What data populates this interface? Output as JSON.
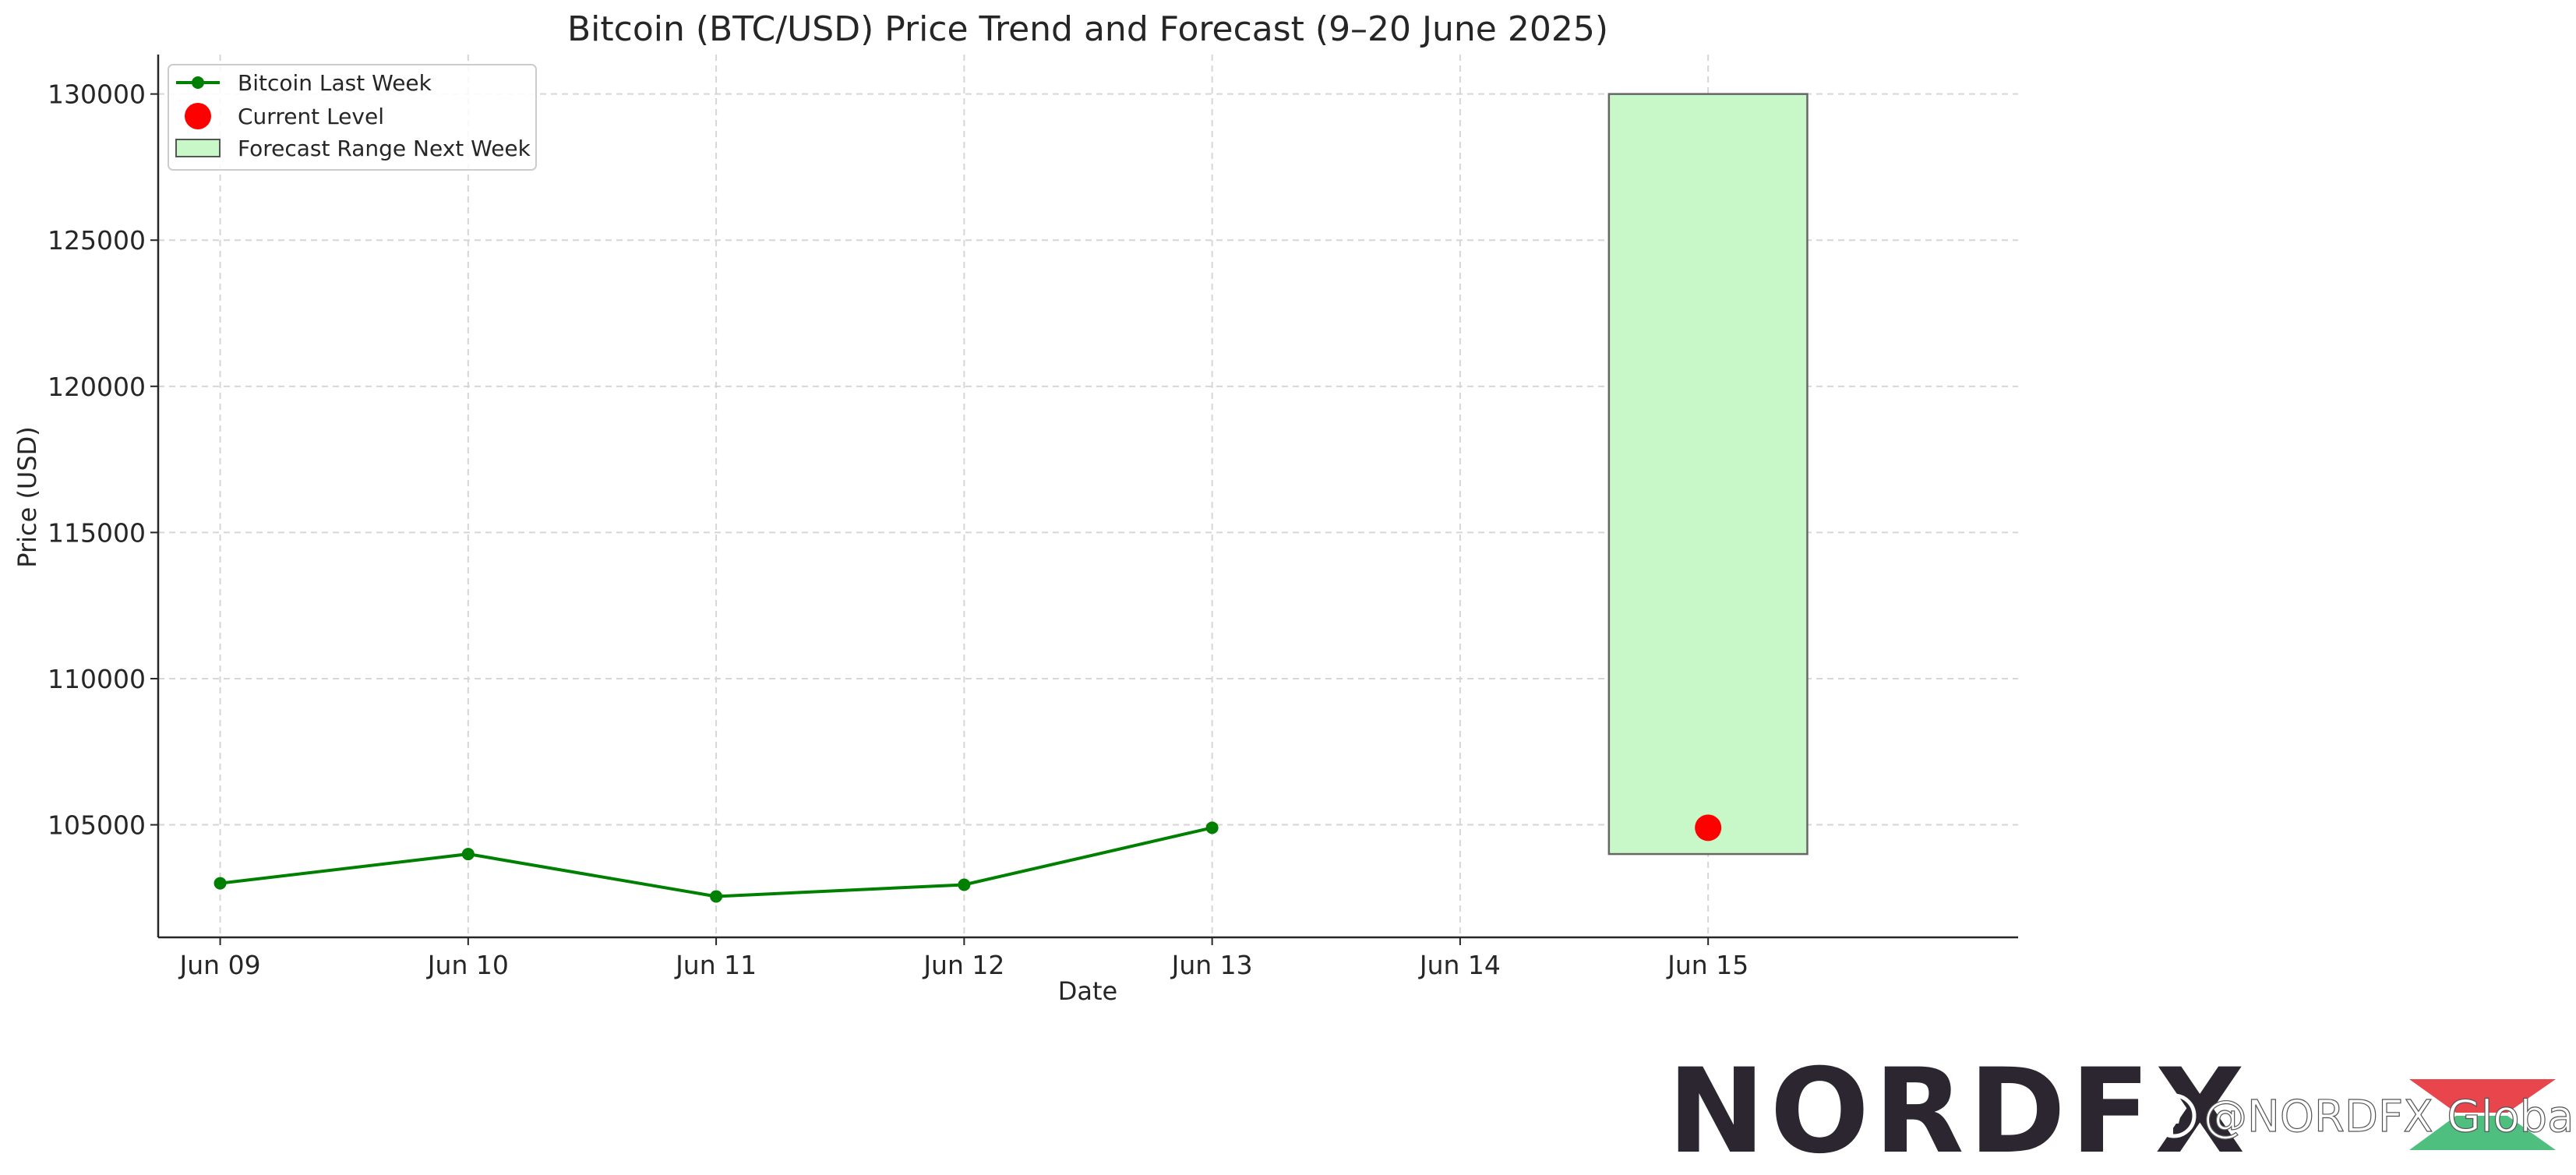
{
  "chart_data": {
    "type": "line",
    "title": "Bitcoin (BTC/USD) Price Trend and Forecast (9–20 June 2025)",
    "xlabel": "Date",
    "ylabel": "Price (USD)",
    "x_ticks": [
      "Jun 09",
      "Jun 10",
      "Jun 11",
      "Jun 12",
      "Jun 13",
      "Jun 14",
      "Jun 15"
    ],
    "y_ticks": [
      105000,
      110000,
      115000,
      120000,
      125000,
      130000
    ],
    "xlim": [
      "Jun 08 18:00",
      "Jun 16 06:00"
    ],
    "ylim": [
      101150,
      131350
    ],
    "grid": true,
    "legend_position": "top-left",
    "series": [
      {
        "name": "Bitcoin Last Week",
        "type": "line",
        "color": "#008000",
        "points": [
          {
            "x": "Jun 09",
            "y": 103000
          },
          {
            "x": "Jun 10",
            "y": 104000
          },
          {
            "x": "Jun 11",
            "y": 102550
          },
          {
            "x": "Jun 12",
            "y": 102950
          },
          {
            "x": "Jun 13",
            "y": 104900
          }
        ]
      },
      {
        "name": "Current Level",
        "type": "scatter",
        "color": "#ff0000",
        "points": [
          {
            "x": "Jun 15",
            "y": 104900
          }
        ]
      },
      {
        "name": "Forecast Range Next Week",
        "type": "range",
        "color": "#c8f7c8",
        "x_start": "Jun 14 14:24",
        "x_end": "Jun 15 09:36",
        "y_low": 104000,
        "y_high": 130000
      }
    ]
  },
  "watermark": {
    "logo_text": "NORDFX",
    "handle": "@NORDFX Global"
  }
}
☆ ☆ ☆ ☆ ☆
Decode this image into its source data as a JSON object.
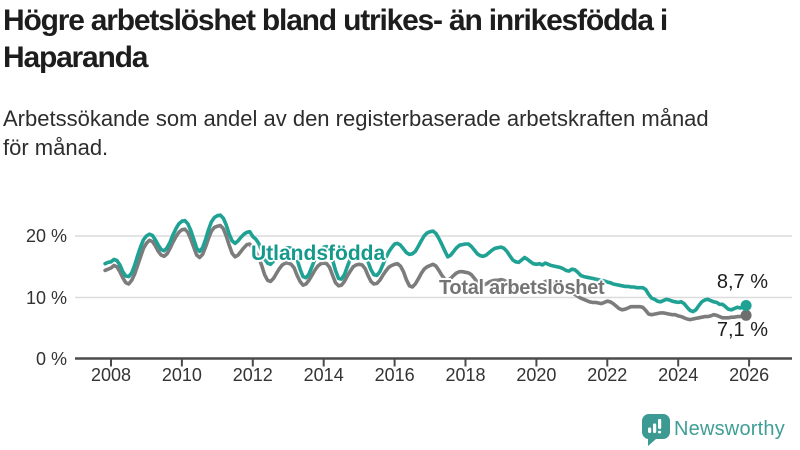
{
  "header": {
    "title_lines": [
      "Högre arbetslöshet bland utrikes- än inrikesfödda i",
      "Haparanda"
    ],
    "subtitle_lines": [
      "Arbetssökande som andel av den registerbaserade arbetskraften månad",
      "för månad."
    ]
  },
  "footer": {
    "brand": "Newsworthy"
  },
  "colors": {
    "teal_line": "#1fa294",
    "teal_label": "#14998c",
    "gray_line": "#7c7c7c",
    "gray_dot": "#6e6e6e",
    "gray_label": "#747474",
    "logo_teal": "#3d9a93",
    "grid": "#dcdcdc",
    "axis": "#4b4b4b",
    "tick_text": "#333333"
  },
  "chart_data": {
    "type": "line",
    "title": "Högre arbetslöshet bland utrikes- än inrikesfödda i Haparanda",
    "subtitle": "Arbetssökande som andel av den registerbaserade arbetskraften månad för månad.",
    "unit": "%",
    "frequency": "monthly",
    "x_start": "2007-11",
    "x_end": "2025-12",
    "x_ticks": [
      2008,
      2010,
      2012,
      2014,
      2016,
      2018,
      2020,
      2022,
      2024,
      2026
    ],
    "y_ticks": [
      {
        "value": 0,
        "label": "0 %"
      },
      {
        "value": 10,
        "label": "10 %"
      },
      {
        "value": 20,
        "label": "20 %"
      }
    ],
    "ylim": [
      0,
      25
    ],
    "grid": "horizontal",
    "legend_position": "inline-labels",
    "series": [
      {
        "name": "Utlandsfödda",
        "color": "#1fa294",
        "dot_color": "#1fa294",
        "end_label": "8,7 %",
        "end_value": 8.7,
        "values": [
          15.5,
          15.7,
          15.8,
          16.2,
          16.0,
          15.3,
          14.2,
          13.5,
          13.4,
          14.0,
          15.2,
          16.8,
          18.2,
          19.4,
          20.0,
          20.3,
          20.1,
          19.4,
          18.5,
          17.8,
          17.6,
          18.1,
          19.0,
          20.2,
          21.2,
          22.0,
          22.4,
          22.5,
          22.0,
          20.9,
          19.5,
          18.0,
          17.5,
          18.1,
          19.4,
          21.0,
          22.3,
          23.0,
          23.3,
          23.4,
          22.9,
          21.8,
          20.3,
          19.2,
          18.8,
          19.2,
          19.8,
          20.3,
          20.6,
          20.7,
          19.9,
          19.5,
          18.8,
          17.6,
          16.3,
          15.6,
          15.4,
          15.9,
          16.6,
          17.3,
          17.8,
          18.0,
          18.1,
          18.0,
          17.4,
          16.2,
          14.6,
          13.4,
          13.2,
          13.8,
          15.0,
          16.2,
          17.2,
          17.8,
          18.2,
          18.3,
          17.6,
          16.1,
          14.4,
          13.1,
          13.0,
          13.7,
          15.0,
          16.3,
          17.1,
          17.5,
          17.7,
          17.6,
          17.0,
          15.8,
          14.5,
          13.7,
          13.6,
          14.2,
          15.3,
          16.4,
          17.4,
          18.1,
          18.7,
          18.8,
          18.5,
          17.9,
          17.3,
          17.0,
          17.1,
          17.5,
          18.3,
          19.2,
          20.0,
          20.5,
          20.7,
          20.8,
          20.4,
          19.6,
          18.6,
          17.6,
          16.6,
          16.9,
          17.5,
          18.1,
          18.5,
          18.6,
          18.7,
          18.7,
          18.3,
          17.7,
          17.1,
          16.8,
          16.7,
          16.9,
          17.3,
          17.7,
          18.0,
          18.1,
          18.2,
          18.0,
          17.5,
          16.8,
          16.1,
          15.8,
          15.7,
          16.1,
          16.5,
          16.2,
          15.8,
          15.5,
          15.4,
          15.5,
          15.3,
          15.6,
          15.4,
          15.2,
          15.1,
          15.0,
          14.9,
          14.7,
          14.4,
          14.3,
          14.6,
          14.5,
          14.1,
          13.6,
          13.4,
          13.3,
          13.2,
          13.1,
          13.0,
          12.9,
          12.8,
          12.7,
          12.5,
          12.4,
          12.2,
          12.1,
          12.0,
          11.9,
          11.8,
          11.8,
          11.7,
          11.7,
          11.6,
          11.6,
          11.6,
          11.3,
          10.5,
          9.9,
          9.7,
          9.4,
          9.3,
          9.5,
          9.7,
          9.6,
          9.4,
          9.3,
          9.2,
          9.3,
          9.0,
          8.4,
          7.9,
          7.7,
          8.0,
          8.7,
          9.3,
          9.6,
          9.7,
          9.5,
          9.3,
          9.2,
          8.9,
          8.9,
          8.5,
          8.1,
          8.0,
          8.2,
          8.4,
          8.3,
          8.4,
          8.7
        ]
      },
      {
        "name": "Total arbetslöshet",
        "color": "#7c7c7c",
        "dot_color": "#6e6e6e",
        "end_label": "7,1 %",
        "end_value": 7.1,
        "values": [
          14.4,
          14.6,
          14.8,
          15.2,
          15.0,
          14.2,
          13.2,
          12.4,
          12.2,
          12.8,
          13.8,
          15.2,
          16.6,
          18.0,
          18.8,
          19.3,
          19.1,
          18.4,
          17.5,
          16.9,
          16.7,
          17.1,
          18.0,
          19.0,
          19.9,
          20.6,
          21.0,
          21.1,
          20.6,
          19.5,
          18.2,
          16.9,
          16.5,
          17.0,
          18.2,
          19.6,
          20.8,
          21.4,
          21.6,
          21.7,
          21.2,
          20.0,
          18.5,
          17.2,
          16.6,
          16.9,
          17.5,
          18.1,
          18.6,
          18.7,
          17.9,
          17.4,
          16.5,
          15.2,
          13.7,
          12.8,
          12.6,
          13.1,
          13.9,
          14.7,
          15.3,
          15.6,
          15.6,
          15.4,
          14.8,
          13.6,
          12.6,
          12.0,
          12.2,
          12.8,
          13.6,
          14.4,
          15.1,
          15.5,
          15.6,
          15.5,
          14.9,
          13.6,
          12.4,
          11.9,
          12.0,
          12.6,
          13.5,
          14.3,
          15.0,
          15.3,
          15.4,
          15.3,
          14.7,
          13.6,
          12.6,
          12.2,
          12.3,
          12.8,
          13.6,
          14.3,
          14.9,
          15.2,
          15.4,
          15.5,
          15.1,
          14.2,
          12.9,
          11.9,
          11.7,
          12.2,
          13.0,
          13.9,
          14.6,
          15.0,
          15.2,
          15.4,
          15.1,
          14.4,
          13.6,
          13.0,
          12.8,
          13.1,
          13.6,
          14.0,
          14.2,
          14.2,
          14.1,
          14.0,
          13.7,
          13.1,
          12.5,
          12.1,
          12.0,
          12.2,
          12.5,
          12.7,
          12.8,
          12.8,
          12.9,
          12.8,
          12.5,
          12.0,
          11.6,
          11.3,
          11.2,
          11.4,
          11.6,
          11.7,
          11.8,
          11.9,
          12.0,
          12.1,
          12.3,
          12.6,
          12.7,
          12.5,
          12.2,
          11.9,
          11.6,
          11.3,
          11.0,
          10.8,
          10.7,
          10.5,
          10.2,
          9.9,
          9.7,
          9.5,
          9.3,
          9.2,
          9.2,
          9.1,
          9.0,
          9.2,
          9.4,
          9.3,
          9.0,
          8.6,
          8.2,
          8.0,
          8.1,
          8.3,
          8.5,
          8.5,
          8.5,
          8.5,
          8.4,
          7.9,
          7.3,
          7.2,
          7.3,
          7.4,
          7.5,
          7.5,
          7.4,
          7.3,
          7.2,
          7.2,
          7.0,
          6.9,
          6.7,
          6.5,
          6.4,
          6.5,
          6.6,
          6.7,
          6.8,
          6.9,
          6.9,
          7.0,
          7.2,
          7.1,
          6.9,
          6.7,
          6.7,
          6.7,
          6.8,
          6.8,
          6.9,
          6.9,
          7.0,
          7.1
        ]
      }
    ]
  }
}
☆ ☆ ☆ ☆ ☆
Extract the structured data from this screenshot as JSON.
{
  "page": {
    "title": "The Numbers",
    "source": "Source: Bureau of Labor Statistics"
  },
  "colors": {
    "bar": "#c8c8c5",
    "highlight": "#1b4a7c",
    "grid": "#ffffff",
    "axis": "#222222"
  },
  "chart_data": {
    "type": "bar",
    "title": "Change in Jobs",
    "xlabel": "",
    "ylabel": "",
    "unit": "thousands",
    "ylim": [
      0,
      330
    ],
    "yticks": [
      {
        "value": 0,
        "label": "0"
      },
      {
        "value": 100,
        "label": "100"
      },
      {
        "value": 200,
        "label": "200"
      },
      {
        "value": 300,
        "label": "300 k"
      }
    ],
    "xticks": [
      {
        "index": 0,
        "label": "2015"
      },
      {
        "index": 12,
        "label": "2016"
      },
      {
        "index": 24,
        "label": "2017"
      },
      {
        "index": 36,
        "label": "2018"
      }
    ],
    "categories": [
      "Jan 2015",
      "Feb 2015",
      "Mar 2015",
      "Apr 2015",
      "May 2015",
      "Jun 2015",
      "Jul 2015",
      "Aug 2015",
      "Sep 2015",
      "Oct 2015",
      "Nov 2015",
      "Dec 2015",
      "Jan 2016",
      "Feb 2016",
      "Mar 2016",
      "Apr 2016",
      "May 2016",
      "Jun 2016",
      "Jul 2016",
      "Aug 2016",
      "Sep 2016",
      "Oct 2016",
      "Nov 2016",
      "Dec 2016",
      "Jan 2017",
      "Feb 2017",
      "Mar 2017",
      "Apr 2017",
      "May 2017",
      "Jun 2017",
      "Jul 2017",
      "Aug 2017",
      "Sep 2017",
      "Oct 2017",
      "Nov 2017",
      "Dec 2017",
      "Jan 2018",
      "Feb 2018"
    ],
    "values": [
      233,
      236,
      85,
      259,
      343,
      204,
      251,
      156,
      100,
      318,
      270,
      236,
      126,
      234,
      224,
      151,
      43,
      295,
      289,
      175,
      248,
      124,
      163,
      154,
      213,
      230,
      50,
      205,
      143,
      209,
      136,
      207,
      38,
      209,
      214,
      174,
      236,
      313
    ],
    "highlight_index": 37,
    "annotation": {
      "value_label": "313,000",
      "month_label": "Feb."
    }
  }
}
☆ ☆ ☆ ☆ ☆
### Work required:
Across the entries above, how many lines contain "andel"? Provide only the count.

### Response below:
2